Entries from a dataset:
________________________

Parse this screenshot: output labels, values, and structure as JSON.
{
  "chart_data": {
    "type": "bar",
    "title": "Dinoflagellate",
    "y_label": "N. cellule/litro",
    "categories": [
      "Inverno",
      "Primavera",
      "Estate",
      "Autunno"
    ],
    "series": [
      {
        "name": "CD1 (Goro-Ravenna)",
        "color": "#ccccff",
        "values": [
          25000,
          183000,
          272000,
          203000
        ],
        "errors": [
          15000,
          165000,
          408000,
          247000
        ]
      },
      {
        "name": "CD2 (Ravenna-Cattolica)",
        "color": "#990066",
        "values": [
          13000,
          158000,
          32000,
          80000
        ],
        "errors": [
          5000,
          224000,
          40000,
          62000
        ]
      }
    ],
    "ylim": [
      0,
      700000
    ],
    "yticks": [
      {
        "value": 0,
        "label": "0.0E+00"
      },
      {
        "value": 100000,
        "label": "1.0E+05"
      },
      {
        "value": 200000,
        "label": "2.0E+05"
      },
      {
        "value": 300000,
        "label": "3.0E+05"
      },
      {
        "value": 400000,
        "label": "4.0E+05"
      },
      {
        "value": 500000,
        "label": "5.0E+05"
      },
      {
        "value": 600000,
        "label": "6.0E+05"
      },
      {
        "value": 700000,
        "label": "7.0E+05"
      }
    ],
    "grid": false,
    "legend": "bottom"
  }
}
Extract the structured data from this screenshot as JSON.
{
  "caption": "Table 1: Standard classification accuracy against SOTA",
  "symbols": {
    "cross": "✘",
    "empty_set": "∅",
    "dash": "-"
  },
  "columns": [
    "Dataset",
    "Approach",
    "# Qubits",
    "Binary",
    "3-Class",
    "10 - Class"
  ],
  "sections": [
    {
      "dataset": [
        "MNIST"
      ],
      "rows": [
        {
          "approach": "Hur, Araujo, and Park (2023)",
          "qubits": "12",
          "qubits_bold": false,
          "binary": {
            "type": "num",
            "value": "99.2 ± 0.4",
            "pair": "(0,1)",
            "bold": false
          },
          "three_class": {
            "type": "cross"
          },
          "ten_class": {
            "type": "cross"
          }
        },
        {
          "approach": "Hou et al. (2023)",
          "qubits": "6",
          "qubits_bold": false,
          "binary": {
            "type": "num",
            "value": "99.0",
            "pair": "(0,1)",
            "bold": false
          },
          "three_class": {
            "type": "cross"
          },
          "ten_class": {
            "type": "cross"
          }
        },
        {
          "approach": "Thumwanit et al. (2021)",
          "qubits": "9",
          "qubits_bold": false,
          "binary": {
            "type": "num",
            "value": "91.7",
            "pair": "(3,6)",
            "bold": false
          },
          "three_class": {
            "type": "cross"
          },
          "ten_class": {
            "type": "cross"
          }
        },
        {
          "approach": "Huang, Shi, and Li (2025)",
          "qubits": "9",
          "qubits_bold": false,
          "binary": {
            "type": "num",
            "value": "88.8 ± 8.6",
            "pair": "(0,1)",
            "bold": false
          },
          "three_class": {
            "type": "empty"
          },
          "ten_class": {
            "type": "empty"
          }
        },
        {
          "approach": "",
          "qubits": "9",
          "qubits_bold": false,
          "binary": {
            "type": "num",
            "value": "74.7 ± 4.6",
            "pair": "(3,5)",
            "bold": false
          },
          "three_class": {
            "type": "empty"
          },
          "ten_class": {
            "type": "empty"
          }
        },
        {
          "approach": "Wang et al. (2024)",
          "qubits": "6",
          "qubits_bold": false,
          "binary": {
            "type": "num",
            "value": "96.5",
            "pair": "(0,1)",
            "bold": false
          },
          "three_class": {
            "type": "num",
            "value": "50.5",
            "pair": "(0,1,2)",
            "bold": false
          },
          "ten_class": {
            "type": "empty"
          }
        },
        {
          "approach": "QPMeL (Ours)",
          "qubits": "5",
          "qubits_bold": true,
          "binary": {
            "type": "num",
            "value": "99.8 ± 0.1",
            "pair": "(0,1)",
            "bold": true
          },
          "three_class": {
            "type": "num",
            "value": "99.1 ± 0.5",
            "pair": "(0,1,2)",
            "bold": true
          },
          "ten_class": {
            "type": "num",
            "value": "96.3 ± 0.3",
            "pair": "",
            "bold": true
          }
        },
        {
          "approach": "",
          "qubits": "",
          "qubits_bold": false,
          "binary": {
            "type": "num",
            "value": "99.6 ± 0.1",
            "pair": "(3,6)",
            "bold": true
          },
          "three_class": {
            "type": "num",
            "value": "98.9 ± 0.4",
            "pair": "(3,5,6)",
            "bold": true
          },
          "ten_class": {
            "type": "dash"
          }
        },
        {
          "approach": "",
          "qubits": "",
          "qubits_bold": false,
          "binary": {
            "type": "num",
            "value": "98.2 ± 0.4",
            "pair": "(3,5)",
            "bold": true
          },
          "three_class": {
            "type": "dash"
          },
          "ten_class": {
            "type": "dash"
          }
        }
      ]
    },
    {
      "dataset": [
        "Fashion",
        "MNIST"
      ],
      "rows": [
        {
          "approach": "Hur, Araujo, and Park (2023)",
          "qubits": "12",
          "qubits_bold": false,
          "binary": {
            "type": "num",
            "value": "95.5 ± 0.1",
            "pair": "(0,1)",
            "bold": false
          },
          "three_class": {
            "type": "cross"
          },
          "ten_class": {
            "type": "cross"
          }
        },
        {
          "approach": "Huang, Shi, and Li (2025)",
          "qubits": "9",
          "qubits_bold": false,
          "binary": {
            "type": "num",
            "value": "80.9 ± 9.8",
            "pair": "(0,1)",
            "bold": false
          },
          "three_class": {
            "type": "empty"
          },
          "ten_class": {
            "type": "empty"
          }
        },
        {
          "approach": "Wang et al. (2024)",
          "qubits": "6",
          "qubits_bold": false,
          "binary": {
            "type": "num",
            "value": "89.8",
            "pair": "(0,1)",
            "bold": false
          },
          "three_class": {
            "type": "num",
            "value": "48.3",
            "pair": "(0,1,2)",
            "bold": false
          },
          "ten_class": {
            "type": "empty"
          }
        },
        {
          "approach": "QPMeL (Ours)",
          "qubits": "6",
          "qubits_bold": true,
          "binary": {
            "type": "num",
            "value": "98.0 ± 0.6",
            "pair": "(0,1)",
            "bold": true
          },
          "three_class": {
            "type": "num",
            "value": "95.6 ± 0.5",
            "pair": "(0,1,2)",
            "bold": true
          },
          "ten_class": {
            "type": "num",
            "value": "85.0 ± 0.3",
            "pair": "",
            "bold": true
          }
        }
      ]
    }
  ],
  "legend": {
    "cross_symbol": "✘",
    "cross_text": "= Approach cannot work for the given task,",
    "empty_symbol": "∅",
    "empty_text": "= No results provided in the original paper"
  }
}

________________________

▶ [INSTRUCTIONS FOR THE TASK] Faithfully reproduce all of the records, character for character.

▶ [SOLUTION TO THIS TASK]
Parse this screenshot: output labels, values, and structure as JSON.
{
  "chart_data": {
    "type": "bar",
    "title": "Dinoflagellate",
    "y_label": "N. cellule/litro",
    "categories": [
      "Inverno",
      "Primavera",
      "Estate",
      "Autunno"
    ],
    "series": [
      {
        "name": "CD1 (Goro-Ravenna)",
        "color": "#ccccff",
        "values": [
          25000,
          183000,
          272000,
          203000
        ],
        "errors": [
          15000,
          165000,
          408000,
          247000
        ]
      },
      {
        "name": "CD2 (Ravenna-Cattolica)",
        "color": "#990066",
        "values": [
          13000,
          158000,
          32000,
          80000
        ],
        "errors": [
          5000,
          224000,
          40000,
          62000
        ]
      }
    ],
    "ylim": [
      0,
      700000
    ],
    "yticks": [
      {
        "value": 0,
        "label": "0.0E+00"
      },
      {
        "value": 100000,
        "label": "1.0E+05"
      },
      {
        "value": 200000,
        "label": "2.0E+05"
      },
      {
        "value": 300000,
        "label": "3.0E+05"
      },
      {
        "value": 400000,
        "label": "4.0E+05"
      },
      {
        "value": 500000,
        "label": "5.0E+05"
      },
      {
        "value": 600000,
        "label": "6.0E+05"
      },
      {
        "value": 700000,
        "label": "7.0E+05"
      }
    ],
    "grid": false,
    "legend": "bottom"
  }
}
Extract the structured data from this screenshot as JSON.
{
  "caption": "Table 1: Standard classification accuracy against SOTA",
  "symbols": {
    "cross": "✘",
    "empty_set": "∅",
    "dash": "-"
  },
  "columns": [
    "Dataset",
    "Approach",
    "# Qubits",
    "Binary",
    "3-Class",
    "10 - Class"
  ],
  "sections": [
    {
      "dataset": [
        "MNIST"
      ],
      "rows": [
        {
          "approach": "Hur, Araujo, and Park (2023)",
          "qubits": "12",
          "qubits_bold": false,
          "binary": {
            "type": "num",
            "value": "99.2 ± 0.4",
            "pair": "(0,1)",
            "bold": false
          },
          "three_class": {
            "type": "cross"
          },
          "ten_class": {
            "type": "cross"
          }
        },
        {
          "approach": "Hou et al. (2023)",
          "qubits": "6",
          "qubits_bold": false,
          "binary": {
            "type": "num",
            "value": "99.0",
            "pair": "(0,1)",
            "bold": false
          },
          "three_class": {
            "type": "cross"
          },
          "ten_class": {
            "type": "cross"
          }
        },
        {
          "approach": "Thumwanit et al. (2021)",
          "qubits": "9",
          "qubits_bold": false,
          "binary": {
            "type": "num",
            "value": "91.7",
            "pair": "(3,6)",
            "bold": false
          },
          "three_class": {
            "type": "cross"
          },
          "ten_class": {
            "type": "cross"
          }
        },
        {
          "approach": "Huang, Shi, and Li (2025)",
          "qubits": "9",
          "qubits_bold": false,
          "binary": {
            "type": "num",
            "value": "88.8 ± 8.6",
            "pair": "(0,1)",
            "bold": false
          },
          "three_class": {
            "type": "empty"
          },
          "ten_class": {
            "type": "empty"
          }
        },
        {
          "approach": "",
          "qubits": "9",
          "qubits_bold": false,
          "binary": {
            "type": "num",
            "value": "74.7 ± 4.6",
            "pair": "(3,5)",
            "bold": false
          },
          "three_class": {
            "type": "empty"
          },
          "ten_class": {
            "type": "empty"
          }
        },
        {
          "approach": "Wang et al. (2024)",
          "qubits": "6",
          "qubits_bold": false,
          "binary": {
            "type": "num",
            "value": "96.5",
            "pair": "(0,1)",
            "bold": false
          },
          "three_class": {
            "type": "num",
            "value": "50.5",
            "pair": "(0,1,2)",
            "bold": false
          },
          "ten_class": {
            "type": "empty"
          }
        },
        {
          "approach": "QPMeL (Ours)",
          "qubits": "5",
          "qubits_bold": true,
          "binary": {
            "type": "num",
            "value": "99.8 ± 0.1",
            "pair": "(0,1)",
            "bold": true
          },
          "three_class": {
            "type": "num",
            "value": "99.1 ± 0.5",
            "pair": "(0,1,2)",
            "bold": true
          },
          "ten_class": {
            "type": "num",
            "value": "96.3 ± 0.3",
            "pair": "",
            "bold": true
          }
        },
        {
          "approach": "",
          "qubits": "",
          "qubits_bold": false,
          "binary": {
            "type": "num",
            "value": "99.6 ± 0.1",
            "pair": "(3,6)",
            "bold": true
          },
          "three_class": {
            "type": "num",
            "value": "98.9 ± 0.4",
            "pair": "(3,5,6)",
            "bold": true
          },
          "ten_class": {
            "type": "dash"
          }
        },
        {
          "approach": "",
          "qubits": "",
          "qubits_bold": false,
          "binary": {
            "type": "num",
            "value": "98.2 ± 0.4",
            "pair": "(3,5)",
            "bold": true
          },
          "three_class": {
            "type": "dash"
          },
          "ten_class": {
            "type": "dash"
          }
        }
      ]
    },
    {
      "dataset": [
        "Fashion",
        "MNIST"
      ],
      "rows": [
        {
          "approach": "Hur, Araujo, and Park (2023)",
          "qubits": "12",
          "qubits_bold": false,
          "binary": {
            "type": "num",
            "value": "95.5 ± 0.1",
            "pair": "(0,1)",
            "bold": false
          },
          "three_class": {
            "type": "cross"
          },
          "ten_class": {
            "type": "cross"
          }
        },
        {
          "approach": "Huang, Shi, and Li (2025)",
          "qubits": "9",
          "qubits_bold": false,
          "binary": {
            "type": "num",
            "value": "80.9 ± 9.8",
            "pair": "(0,1)",
            "bold": false
          },
          "three_class": {
            "type": "empty"
          },
          "ten_class": {
            "type": "empty"
          }
        },
        {
          "approach": "Wang et al. (2024)",
          "qubits": "6",
          "qubits_bold": false,
          "binary": {
            "type": "num",
            "value": "89.8",
            "pair": "(0,1)",
            "bold": false
          },
          "three_class": {
            "type": "num",
            "value": "48.3",
            "pair": "(0,1,2)",
            "bold": false
          },
          "ten_class": {
            "type": "empty"
          }
        },
        {
          "approach": "QPMeL (Ours)",
          "qubits": "6",
          "qubits_bold": true,
          "binary": {
            "type": "num",
            "value": "98.0 ± 0.6",
            "pair": "(0,1)",
            "bold": true
          },
          "three_class": {
            "type": "num",
            "value": "95.6 ± 0.5",
            "pair": "(0,1,2)",
            "bold": true
          },
          "ten_class": {
            "type": "num",
            "value": "85.0 ± 0.3",
            "pair": "",
            "bold": true
          }
        }
      ]
    }
  ],
  "legend": {
    "cross_symbol": "✘",
    "cross_text": "= Approach cannot work for the given task,",
    "empty_symbol": "∅",
    "empty_text": "= No results provided in the original paper"
  }
}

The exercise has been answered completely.